*EXERCISE PROMPT:*
Count the lines in the entries below that include the word "kicker". Give nothing but the number.

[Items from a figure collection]
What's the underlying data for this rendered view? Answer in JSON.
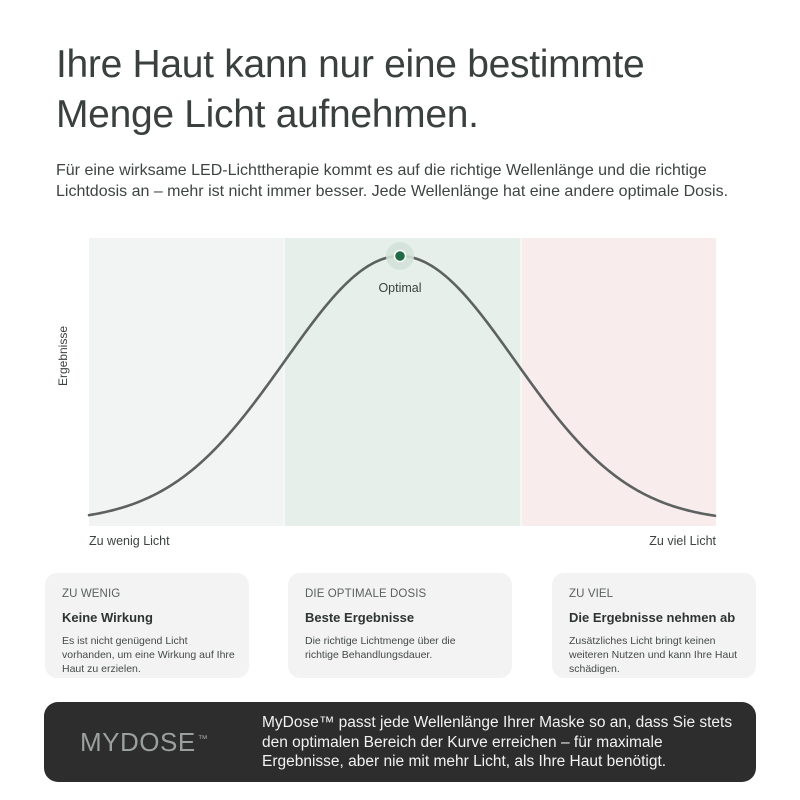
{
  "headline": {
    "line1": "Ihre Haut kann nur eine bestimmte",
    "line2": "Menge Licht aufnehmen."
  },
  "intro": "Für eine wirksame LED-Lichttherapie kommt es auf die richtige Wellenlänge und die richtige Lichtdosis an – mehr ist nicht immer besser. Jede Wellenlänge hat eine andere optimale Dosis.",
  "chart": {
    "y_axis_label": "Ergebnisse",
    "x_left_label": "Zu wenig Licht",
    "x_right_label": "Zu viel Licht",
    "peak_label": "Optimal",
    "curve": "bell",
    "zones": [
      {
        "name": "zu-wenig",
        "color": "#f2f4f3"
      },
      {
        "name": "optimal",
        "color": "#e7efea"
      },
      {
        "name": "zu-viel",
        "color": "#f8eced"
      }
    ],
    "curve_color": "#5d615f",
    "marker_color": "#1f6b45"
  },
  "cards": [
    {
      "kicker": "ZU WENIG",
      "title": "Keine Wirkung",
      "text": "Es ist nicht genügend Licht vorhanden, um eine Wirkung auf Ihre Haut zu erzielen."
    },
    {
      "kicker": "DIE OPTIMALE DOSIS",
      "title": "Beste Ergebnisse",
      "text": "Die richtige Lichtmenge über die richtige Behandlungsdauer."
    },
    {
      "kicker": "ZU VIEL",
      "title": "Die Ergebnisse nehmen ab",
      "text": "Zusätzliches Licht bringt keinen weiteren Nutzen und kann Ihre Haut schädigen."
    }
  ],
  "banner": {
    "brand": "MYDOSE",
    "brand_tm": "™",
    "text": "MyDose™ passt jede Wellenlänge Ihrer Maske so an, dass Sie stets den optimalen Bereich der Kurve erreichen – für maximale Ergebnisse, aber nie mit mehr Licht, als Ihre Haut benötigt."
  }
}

*SOLUTION FOR THIS PROBLEM:*
3